PROBLEM TO SOLVE
Each entry should be quoted word for word, including every mark of punctuation.

THE DATA Block Start

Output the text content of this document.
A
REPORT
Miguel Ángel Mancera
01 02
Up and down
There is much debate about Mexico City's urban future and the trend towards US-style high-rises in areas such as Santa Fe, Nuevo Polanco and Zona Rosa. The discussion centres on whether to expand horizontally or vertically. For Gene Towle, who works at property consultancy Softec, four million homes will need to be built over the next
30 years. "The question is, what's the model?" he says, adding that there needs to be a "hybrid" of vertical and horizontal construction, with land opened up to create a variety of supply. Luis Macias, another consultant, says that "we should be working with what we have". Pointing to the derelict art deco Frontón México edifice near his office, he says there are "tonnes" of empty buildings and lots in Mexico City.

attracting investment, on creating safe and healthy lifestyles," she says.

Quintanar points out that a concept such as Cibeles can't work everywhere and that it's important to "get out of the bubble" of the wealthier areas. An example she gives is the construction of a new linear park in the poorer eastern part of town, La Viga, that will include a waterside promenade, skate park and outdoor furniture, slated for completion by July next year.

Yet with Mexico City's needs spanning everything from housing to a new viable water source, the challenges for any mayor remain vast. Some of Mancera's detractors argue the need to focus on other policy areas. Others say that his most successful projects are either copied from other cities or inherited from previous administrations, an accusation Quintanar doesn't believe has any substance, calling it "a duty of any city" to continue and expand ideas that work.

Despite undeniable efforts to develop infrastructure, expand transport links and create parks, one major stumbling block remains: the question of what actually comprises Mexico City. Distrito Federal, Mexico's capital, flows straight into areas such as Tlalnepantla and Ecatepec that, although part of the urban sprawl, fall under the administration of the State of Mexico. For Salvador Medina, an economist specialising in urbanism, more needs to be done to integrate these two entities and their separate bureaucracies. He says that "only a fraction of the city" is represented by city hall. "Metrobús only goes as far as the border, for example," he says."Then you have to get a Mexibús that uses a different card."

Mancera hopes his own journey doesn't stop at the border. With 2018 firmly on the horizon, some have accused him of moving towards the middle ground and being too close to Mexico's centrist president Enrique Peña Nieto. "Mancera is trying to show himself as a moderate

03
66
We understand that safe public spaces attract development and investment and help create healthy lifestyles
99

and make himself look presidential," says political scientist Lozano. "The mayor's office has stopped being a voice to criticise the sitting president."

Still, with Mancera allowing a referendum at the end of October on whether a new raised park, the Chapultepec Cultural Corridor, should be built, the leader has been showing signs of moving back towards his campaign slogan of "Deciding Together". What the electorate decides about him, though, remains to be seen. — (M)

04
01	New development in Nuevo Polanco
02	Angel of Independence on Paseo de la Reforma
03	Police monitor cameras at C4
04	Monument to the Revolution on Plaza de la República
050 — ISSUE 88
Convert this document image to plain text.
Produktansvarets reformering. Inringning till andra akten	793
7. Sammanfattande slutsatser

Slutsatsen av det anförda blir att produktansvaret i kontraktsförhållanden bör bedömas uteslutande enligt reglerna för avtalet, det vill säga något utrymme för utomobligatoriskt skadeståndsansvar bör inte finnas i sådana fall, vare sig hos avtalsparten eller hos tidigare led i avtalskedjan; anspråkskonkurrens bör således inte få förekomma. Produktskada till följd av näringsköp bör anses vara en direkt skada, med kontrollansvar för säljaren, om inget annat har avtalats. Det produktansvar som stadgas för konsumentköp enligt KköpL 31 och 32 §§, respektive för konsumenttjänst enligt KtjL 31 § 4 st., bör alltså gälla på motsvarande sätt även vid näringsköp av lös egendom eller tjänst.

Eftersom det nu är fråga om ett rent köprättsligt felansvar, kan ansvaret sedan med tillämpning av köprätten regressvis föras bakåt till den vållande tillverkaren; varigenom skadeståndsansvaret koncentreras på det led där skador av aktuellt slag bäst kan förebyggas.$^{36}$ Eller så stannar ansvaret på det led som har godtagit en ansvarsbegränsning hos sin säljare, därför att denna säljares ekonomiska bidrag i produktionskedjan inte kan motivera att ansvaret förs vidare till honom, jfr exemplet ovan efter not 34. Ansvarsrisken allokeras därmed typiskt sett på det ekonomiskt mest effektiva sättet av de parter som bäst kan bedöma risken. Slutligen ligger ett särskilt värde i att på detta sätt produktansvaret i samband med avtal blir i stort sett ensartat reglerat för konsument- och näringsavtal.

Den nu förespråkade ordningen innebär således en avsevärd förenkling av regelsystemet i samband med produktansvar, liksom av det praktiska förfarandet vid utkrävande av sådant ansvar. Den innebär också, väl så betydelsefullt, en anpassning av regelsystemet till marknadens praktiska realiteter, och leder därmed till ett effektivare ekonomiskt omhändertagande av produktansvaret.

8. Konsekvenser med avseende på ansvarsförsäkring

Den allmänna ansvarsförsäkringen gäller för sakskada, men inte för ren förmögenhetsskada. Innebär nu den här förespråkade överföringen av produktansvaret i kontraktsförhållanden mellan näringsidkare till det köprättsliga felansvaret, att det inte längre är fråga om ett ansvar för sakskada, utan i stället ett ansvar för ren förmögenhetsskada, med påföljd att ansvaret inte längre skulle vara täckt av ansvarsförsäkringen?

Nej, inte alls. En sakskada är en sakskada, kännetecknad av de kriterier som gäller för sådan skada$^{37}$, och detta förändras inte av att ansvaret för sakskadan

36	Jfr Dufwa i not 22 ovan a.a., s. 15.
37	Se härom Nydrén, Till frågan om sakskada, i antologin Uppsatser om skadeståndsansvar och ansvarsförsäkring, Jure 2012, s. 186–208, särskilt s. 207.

THE DATA Block End

ANSWER BELOW
Output the text content of this document.
A
REPORT
Miguel Ángel Mancera
01 02
Up and down
There is much debate about Mexico City's urban future and the trend towards US-style high-rises in areas such as Santa Fe, Nuevo Polanco and Zona Rosa. The discussion centres on whether to expand horizontally or vertically. For Gene Towle, who works at property consultancy Softec, four million homes will need to be built over the next
30 years. "The question is, what's the model?" he says, adding that there needs to be a "hybrid" of vertical and horizontal construction, with land opened up to create a variety of supply. Luis Macias, another consultant, says that "we should be working with what we have". Pointing to the derelict art deco Frontón México edifice near his office, he says there are "tonnes" of empty buildings and lots in Mexico City.

attracting investment, on creating safe and healthy lifestyles," she says.

Quintanar points out that a concept such as Cibeles can't work everywhere and that it's important to "get out of the bubble" of the wealthier areas. An example she gives is the construction of a new linear park in the poorer eastern part of town, La Viga, that will include a waterside promenade, skate park and outdoor furniture, slated for completion by July next year.

Yet with Mexico City's needs spanning everything from housing to a new viable water source, the challenges for any mayor remain vast. Some of Mancera's detractors argue the need to focus on other policy areas. Others say that his most successful projects are either copied from other cities or inherited from previous administrations, an accusation Quintanar doesn't believe has any substance, calling it "a duty of any city" to continue and expand ideas that work.

Despite undeniable efforts to develop infrastructure, expand transport links and create parks, one major stumbling block remains: the question of what actually comprises Mexico City. Distrito Federal, Mexico's capital, flows straight into areas such as Tlalnepantla and Ecatepec that, although part of the urban sprawl, fall under the administration of the State of Mexico. For Salvador Medina, an economist specialising in urbanism, more needs to be done to integrate these two entities and their separate bureaucracies. He says that "only a fraction of the city" is represented by city hall. "Metrobús only goes as far as the border, for example," he says."Then you have to get a Mexibús that uses a different card."

Mancera hopes his own journey doesn't stop at the border. With 2018 firmly on the horizon, some have accused him of moving towards the middle ground and being too close to Mexico's centrist president Enrique Peña Nieto. "Mancera is trying to show himself as a moderate

03
66
We understand that safe public spaces attract development and investment and help create healthy lifestyles
99

and make himself look presidential," says political scientist Lozano. "The mayor's office has stopped being a voice to criticise the sitting president."

Still, with Mancera allowing a referendum at the end of October on whether a new raised park, the Chapultepec Cultural Corridor, should be built, the leader has been showing signs of moving back towards his campaign slogan of "Deciding Together". What the electorate decides about him, though, remains to be seen. — (M)

04
01	New development in Nuevo Polanco
02	Angel of Independence on Paseo de la Reforma
03	Police monitor cameras at C4
04	Monument to the Revolution on Plaza de la República
050 — ISSUE 88
Convert this document image to plain text.
Produktansvarets reformering. Inringning till andra akten	793
7. Sammanfattande slutsatser

Slutsatsen av det anförda blir att produktansvaret i kontraktsförhållanden bör bedömas uteslutande enligt reglerna för avtalet, det vill säga något utrymme för utomobligatoriskt skadeståndsansvar bör inte finnas i sådana fall, vare sig hos avtalsparten eller hos tidigare led i avtalskedjan; anspråkskonkurrens bör således inte få förekomma. Produktskada till följd av näringsköp bör anses vara en direkt skada, med kontrollansvar för säljaren, om inget annat har avtalats. Det produktansvar som stadgas för konsumentköp enligt KköpL 31 och 32 §§, respektive för konsumenttjänst enligt KtjL 31 § 4 st., bör alltså gälla på motsvarande sätt även vid näringsköp av lös egendom eller tjänst.

Eftersom det nu är fråga om ett rent köprättsligt felansvar, kan ansvaret sedan med tillämpning av köprätten regressvis föras bakåt till den vållande tillverkaren; varigenom skadeståndsansvaret koncentreras på det led där skador av aktuellt slag bäst kan förebyggas.$^{36}$ Eller så stannar ansvaret på det led som har godtagit en ansvarsbegränsning hos sin säljare, därför att denna säljares ekonomiska bidrag i produktionskedjan inte kan motivera att ansvaret förs vidare till honom, jfr exemplet ovan efter not 34. Ansvarsrisken allokeras därmed typiskt sett på det ekonomiskt mest effektiva sättet av de parter som bäst kan bedöma risken. Slutligen ligger ett särskilt värde i att på detta sätt produktansvaret i samband med avtal blir i stort sett ensartat reglerat för konsument- och näringsavtal.

Den nu förespråkade ordningen innebär således en avsevärd förenkling av regelsystemet i samband med produktansvar, liksom av det praktiska förfarandet vid utkrävande av sådant ansvar. Den innebär också, väl så betydelsefullt, en anpassning av regelsystemet till marknadens praktiska realiteter, och leder därmed till ett effektivare ekonomiskt omhändertagande av produktansvaret.

8. Konsekvenser med avseende på ansvarsförsäkring

Den allmänna ansvarsförsäkringen gäller för sakskada, men inte för ren förmögenhetsskada. Innebär nu den här förespråkade överföringen av produktansvaret i kontraktsförhållanden mellan näringsidkare till det köprättsliga felansvaret, att det inte längre är fråga om ett ansvar för sakskada, utan i stället ett ansvar för ren förmögenhetsskada, med påföljd att ansvaret inte längre skulle vara täckt av ansvarsförsäkringen?

Nej, inte alls. En sakskada är en sakskada, kännetecknad av de kriterier som gäller för sådan skada$^{37}$, och detta förändras inte av att ansvaret för sakskadan

36	Jfr Dufwa i not 22 ovan a.a., s. 15.
37	Se härom Nydrén, Till frågan om sakskada, i antologin Uppsatser om skadeståndsansvar och ansvarsförsäkring, Jure 2012, s. 186–208, särskilt s. 207.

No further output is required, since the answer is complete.